• RECORDS FOR THIS EXERCISE:
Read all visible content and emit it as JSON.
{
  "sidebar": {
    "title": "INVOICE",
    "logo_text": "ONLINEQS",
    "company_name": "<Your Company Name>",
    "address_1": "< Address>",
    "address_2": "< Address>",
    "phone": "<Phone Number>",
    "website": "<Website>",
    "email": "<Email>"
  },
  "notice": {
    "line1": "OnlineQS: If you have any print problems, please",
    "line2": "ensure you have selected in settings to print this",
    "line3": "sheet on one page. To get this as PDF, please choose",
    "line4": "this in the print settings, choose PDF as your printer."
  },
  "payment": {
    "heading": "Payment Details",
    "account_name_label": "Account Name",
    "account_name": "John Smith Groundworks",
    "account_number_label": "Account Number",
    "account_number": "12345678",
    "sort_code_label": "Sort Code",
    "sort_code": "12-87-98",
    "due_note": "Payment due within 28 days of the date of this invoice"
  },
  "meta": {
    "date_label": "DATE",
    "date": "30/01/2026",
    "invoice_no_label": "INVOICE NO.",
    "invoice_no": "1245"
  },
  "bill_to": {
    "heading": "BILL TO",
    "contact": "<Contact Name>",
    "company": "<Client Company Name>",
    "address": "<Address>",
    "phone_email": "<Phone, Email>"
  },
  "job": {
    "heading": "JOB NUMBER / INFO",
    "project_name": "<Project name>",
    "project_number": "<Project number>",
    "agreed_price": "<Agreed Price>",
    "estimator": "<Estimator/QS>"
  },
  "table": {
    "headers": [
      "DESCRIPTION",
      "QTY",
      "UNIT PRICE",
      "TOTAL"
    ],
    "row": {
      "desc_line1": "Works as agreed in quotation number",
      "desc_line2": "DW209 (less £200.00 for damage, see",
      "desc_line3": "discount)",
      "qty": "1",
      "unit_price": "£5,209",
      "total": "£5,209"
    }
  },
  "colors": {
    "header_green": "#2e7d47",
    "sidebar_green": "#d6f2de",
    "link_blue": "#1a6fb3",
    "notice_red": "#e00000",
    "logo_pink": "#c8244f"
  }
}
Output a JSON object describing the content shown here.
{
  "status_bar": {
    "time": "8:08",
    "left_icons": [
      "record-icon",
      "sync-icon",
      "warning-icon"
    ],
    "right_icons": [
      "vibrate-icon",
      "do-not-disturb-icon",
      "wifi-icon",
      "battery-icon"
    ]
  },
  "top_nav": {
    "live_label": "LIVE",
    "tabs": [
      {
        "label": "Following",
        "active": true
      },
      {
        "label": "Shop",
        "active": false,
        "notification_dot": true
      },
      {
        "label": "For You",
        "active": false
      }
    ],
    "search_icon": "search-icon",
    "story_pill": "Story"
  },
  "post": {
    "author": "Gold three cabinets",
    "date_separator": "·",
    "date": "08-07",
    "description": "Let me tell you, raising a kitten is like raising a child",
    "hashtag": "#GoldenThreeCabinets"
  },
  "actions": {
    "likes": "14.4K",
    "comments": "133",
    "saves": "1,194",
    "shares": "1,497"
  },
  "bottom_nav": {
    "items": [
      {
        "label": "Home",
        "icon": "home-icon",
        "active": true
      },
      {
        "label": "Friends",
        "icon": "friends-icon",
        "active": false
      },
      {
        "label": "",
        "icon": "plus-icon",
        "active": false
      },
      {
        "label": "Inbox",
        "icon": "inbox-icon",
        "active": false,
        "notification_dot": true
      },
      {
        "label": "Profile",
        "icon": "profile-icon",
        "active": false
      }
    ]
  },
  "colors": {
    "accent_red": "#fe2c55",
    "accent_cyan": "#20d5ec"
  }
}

• WHAT THIS TASK INVOLVES:
Extract all the entries word for word.

• FINAL RESULT:
Read all visible content and emit it as JSON.
{
  "sidebar": {
    "title": "INVOICE",
    "logo_text": "ONLINEQS",
    "company_name": "<Your Company Name>",
    "address_1": "< Address>",
    "address_2": "< Address>",
    "phone": "<Phone Number>",
    "website": "<Website>",
    "email": "<Email>"
  },
  "notice": {
    "line1": "OnlineQS: If you have any print problems, please",
    "line2": "ensure you have selected in settings to print this",
    "line3": "sheet on one page. To get this as PDF, please choose",
    "line4": "this in the print settings, choose PDF as your printer."
  },
  "payment": {
    "heading": "Payment Details",
    "account_name_label": "Account Name",
    "account_name": "John Smith Groundworks",
    "account_number_label": "Account Number",
    "account_number": "12345678",
    "sort_code_label": "Sort Code",
    "sort_code": "12-87-98",
    "due_note": "Payment due within 28 days of the date of this invoice"
  },
  "meta": {
    "date_label": "DATE",
    "date": "30/01/2026",
    "invoice_no_label": "INVOICE NO.",
    "invoice_no": "1245"
  },
  "bill_to": {
    "heading": "BILL TO",
    "contact": "<Contact Name>",
    "company": "<Client Company Name>",
    "address": "<Address>",
    "phone_email": "<Phone, Email>"
  },
  "job": {
    "heading": "JOB NUMBER / INFO",
    "project_name": "<Project name>",
    "project_number": "<Project number>",
    "agreed_price": "<Agreed Price>",
    "estimator": "<Estimator/QS>"
  },
  "table": {
    "headers": [
      "DESCRIPTION",
      "QTY",
      "UNIT PRICE",
      "TOTAL"
    ],
    "row": {
      "desc_line1": "Works as agreed in quotation number",
      "desc_line2": "DW209 (less £200.00 for damage, see",
      "desc_line3": "discount)",
      "qty": "1",
      "unit_price": "£5,209",
      "total": "£5,209"
    }
  },
  "colors": {
    "header_green": "#2e7d47",
    "sidebar_green": "#d6f2de",
    "link_blue": "#1a6fb3",
    "notice_red": "#e00000",
    "logo_pink": "#c8244f"
  }
}
Output a JSON object describing the content shown here.
{
  "status_bar": {
    "time": "8:08",
    "left_icons": [
      "record-icon",
      "sync-icon",
      "warning-icon"
    ],
    "right_icons": [
      "vibrate-icon",
      "do-not-disturb-icon",
      "wifi-icon",
      "battery-icon"
    ]
  },
  "top_nav": {
    "live_label": "LIVE",
    "tabs": [
      {
        "label": "Following",
        "active": true
      },
      {
        "label": "Shop",
        "active": false,
        "notification_dot": true
      },
      {
        "label": "For You",
        "active": false
      }
    ],
    "search_icon": "search-icon",
    "story_pill": "Story"
  },
  "post": {
    "author": "Gold three cabinets",
    "date_separator": "·",
    "date": "08-07",
    "description": "Let me tell you, raising a kitten is like raising a child",
    "hashtag": "#GoldenThreeCabinets"
  },
  "actions": {
    "likes": "14.4K",
    "comments": "133",
    "saves": "1,194",
    "shares": "1,497"
  },
  "bottom_nav": {
    "items": [
      {
        "label": "Home",
        "icon": "home-icon",
        "active": true
      },
      {
        "label": "Friends",
        "icon": "friends-icon",
        "active": false
      },
      {
        "label": "",
        "icon": "plus-icon",
        "active": false
      },
      {
        "label": "Inbox",
        "icon": "inbox-icon",
        "active": false,
        "notification_dot": true
      },
      {
        "label": "Profile",
        "icon": "profile-icon",
        "active": false
      }
    ]
  },
  "colors": {
    "accent_red": "#fe2c55",
    "accent_cyan": "#20d5ec"
  }
}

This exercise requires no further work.